** WHAT TO WORK ON **
Restate the records in their entirety, word for word.

----- DATASET EXCERPTS -----

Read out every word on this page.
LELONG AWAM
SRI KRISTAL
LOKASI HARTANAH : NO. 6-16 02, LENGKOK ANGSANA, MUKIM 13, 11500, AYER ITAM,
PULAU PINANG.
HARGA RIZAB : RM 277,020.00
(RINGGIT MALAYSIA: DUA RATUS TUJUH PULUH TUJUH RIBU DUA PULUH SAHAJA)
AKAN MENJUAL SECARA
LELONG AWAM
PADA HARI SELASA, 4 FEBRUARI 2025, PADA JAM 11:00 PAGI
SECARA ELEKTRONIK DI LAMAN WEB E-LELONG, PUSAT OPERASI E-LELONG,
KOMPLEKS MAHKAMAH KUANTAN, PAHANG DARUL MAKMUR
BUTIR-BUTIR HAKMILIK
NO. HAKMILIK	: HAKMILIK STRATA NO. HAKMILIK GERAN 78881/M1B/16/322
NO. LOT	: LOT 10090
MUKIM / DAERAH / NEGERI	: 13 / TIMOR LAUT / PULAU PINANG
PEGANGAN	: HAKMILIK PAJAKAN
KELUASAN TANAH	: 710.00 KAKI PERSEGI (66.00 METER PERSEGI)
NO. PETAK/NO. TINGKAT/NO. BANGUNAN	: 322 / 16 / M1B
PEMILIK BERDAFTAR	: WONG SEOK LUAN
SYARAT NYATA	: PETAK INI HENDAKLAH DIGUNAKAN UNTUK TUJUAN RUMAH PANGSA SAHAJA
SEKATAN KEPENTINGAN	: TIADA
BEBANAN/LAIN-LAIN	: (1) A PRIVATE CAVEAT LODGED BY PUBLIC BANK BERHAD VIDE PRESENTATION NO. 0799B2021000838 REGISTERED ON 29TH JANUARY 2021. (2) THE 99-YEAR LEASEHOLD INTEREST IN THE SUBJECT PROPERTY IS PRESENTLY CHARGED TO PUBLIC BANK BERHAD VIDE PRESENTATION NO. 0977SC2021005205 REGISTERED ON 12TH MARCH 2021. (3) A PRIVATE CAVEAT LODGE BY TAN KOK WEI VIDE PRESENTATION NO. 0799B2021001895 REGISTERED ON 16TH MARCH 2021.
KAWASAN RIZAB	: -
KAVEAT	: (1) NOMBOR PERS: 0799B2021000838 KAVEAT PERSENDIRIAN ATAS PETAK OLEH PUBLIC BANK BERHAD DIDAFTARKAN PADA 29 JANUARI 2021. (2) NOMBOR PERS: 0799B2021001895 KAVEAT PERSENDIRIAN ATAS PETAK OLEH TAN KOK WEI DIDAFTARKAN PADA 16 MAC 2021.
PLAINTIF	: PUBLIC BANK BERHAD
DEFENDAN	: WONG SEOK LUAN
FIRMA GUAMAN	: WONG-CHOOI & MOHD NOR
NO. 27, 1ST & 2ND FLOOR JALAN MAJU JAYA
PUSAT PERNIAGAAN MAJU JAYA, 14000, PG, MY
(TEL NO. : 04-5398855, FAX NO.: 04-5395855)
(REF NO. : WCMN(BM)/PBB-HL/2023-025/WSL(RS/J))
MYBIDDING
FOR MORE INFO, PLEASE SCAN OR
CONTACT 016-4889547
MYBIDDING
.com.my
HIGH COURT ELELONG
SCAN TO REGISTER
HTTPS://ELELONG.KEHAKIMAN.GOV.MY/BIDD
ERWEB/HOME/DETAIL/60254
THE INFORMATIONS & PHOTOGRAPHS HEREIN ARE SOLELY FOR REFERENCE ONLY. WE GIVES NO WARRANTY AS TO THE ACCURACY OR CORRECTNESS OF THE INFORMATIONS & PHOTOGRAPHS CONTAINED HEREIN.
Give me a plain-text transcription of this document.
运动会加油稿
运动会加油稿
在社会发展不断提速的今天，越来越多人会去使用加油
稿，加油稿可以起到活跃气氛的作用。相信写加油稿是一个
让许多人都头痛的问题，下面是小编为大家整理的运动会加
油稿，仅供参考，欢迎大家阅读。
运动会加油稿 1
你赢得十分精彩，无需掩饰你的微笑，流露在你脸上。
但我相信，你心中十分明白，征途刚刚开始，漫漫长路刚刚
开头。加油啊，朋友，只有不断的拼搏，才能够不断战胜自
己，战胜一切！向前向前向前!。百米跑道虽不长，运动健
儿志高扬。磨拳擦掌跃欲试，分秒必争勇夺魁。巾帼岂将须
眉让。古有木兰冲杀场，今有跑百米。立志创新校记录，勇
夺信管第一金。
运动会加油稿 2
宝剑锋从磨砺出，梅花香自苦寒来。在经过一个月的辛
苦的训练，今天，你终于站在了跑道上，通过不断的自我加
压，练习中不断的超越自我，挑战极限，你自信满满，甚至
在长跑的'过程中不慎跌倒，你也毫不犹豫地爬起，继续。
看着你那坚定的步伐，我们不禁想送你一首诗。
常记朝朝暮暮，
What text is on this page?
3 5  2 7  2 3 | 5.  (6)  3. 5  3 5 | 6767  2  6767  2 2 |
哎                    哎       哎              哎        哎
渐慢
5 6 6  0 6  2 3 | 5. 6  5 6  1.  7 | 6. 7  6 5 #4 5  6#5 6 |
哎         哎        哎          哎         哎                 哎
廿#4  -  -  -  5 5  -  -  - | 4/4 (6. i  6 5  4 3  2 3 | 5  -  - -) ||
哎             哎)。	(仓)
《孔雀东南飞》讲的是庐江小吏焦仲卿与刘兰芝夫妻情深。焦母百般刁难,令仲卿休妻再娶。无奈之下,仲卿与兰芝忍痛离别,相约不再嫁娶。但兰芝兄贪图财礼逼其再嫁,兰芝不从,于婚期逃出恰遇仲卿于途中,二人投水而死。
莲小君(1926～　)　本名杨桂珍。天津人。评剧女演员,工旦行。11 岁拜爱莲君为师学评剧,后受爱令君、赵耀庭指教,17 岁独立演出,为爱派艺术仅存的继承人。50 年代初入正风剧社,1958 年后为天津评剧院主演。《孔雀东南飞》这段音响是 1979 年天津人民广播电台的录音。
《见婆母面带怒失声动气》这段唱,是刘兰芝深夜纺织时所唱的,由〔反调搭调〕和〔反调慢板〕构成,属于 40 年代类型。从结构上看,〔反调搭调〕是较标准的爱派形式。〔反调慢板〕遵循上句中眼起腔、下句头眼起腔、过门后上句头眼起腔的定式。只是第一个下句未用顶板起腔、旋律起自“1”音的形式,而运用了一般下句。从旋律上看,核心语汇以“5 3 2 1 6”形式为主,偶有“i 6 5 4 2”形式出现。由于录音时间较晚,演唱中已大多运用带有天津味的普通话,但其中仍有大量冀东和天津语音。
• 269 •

-----

** RESPONSE FOR THIS EXERCISE **
Read out every word on this page.
LELONG AWAM
SRI KRISTAL
LOKASI HARTANAH : NO. 6-16 02, LENGKOK ANGSANA, MUKIM 13, 11500, AYER ITAM,
PULAU PINANG.
HARGA RIZAB : RM 277,020.00
(RINGGIT MALAYSIA: DUA RATUS TUJUH PULUH TUJUH RIBU DUA PULUH SAHAJA)
AKAN MENJUAL SECARA
LELONG AWAM
PADA HARI SELASA, 4 FEBRUARI 2025, PADA JAM 11:00 PAGI
SECARA ELEKTRONIK DI LAMAN WEB E-LELONG, PUSAT OPERASI E-LELONG,
KOMPLEKS MAHKAMAH KUANTAN, PAHANG DARUL MAKMUR
BUTIR-BUTIR HAKMILIK
NO. HAKMILIK	: HAKMILIK STRATA NO. HAKMILIK GERAN 78881/M1B/16/322
NO. LOT	: LOT 10090
MUKIM / DAERAH / NEGERI	: 13 / TIMOR LAUT / PULAU PINANG
PEGANGAN	: HAKMILIK PAJAKAN
KELUASAN TANAH	: 710.00 KAKI PERSEGI (66.00 METER PERSEGI)
NO. PETAK/NO. TINGKAT/NO. BANGUNAN	: 322 / 16 / M1B
PEMILIK BERDAFTAR	: WONG SEOK LUAN
SYARAT NYATA	: PETAK INI HENDAKLAH DIGUNAKAN UNTUK TUJUAN RUMAH PANGSA SAHAJA
SEKATAN KEPENTINGAN	: TIADA
BEBANAN/LAIN-LAIN	: (1) A PRIVATE CAVEAT LODGED BY PUBLIC BANK BERHAD VIDE PRESENTATION NO. 0799B2021000838 REGISTERED ON 29TH JANUARY 2021. (2) THE 99-YEAR LEASEHOLD INTEREST IN THE SUBJECT PROPERTY IS PRESENTLY CHARGED TO PUBLIC BANK BERHAD VIDE PRESENTATION NO. 0977SC2021005205 REGISTERED ON 12TH MARCH 2021. (3) A PRIVATE CAVEAT LODGE BY TAN KOK WEI VIDE PRESENTATION NO. 0799B2021001895 REGISTERED ON 16TH MARCH 2021.
KAWASAN RIZAB	: -
KAVEAT	: (1) NOMBOR PERS: 0799B2021000838 KAVEAT PERSENDIRIAN ATAS PETAK OLEH PUBLIC BANK BERHAD DIDAFTARKAN PADA 29 JANUARI 2021. (2) NOMBOR PERS: 0799B2021001895 KAVEAT PERSENDIRIAN ATAS PETAK OLEH TAN KOK WEI DIDAFTARKAN PADA 16 MAC 2021.
PLAINTIF	: PUBLIC BANK BERHAD
DEFENDAN	: WONG SEOK LUAN
FIRMA GUAMAN	: WONG-CHOOI & MOHD NOR
NO. 27, 1ST & 2ND FLOOR JALAN MAJU JAYA
PUSAT PERNIAGAAN MAJU JAYA, 14000, PG, MY
(TEL NO. : 04-5398855, FAX NO.: 04-5395855)
(REF NO. : WCMN(BM)/PBB-HL/2023-025/WSL(RS/J))
MYBIDDING
FOR MORE INFO, PLEASE SCAN OR
CONTACT 016-4889547
MYBIDDING
.com.my
HIGH COURT ELELONG
SCAN TO REGISTER
HTTPS://ELELONG.KEHAKIMAN.GOV.MY/BIDD
ERWEB/HOME/DETAIL/60254
THE INFORMATIONS & PHOTOGRAPHS HEREIN ARE SOLELY FOR REFERENCE ONLY. WE GIVES NO WARRANTY AS TO THE ACCURACY OR CORRECTNESS OF THE INFORMATIONS & PHOTOGRAPHS CONTAINED HEREIN.
Give me a plain-text transcription of this document.
运动会加油稿
运动会加油稿
在社会发展不断提速的今天，越来越多人会去使用加油
稿，加油稿可以起到活跃气氛的作用。相信写加油稿是一个
让许多人都头痛的问题，下面是小编为大家整理的运动会加
油稿，仅供参考，欢迎大家阅读。
运动会加油稿 1
你赢得十分精彩，无需掩饰你的微笑，流露在你脸上。
但我相信，你心中十分明白，征途刚刚开始，漫漫长路刚刚
开头。加油啊，朋友，只有不断的拼搏，才能够不断战胜自
己，战胜一切！向前向前向前!。百米跑道虽不长，运动健
儿志高扬。磨拳擦掌跃欲试，分秒必争勇夺魁。巾帼岂将须
眉让。古有木兰冲杀场，今有跑百米。立志创新校记录，勇
夺信管第一金。
运动会加油稿 2
宝剑锋从磨砺出，梅花香自苦寒来。在经过一个月的辛
苦的训练，今天，你终于站在了跑道上，通过不断的自我加
压，练习中不断的超越自我，挑战极限，你自信满满，甚至
在长跑的'过程中不慎跌倒，你也毫不犹豫地爬起，继续。
看着你那坚定的步伐，我们不禁想送你一首诗。
常记朝朝暮暮，
What text is on this page?
3 5  2 7  2 3 | 5.  (6)  3. 5  3 5 | 6767  2  6767  2 2 |
哎                    哎       哎              哎        哎
渐慢
5 6 6  0 6  2 3 | 5. 6  5 6  1.  7 | 6. 7  6 5 #4 5  6#5 6 |
哎         哎        哎          哎         哎                 哎
廿#4  -  -  -  5 5  -  -  - | 4/4 (6. i  6 5  4 3  2 3 | 5  -  - -) ||
哎             哎)。	(仓)
《孔雀东南飞》讲的是庐江小吏焦仲卿与刘兰芝夫妻情深。焦母百般刁难,令仲卿休妻再娶。无奈之下,仲卿与兰芝忍痛离别,相约不再嫁娶。但兰芝兄贪图财礼逼其再嫁,兰芝不从,于婚期逃出恰遇仲卿于途中,二人投水而死。
莲小君(1926～　)　本名杨桂珍。天津人。评剧女演员,工旦行。11 岁拜爱莲君为师学评剧,后受爱令君、赵耀庭指教,17 岁独立演出,为爱派艺术仅存的继承人。50 年代初入正风剧社,1958 年后为天津评剧院主演。《孔雀东南飞》这段音响是 1979 年天津人民广播电台的录音。
《见婆母面带怒失声动气》这段唱,是刘兰芝深夜纺织时所唱的,由〔反调搭调〕和〔反调慢板〕构成,属于 40 年代类型。从结构上看,〔反调搭调〕是较标准的爱派形式。〔反调慢板〕遵循上句中眼起腔、下句头眼起腔、过门后上句头眼起腔的定式。只是第一个下句未用顶板起腔、旋律起自“1”音的形式,而运用了一般下句。从旋律上看,核心语汇以“5 3 2 1 6”形式为主,偶有“i 6 5 4 2”形式出现。由于录音时间较晚,演唱中已大多运用带有天津味的普通话,但其中仍有大量冀东和天津语音。
• 269 •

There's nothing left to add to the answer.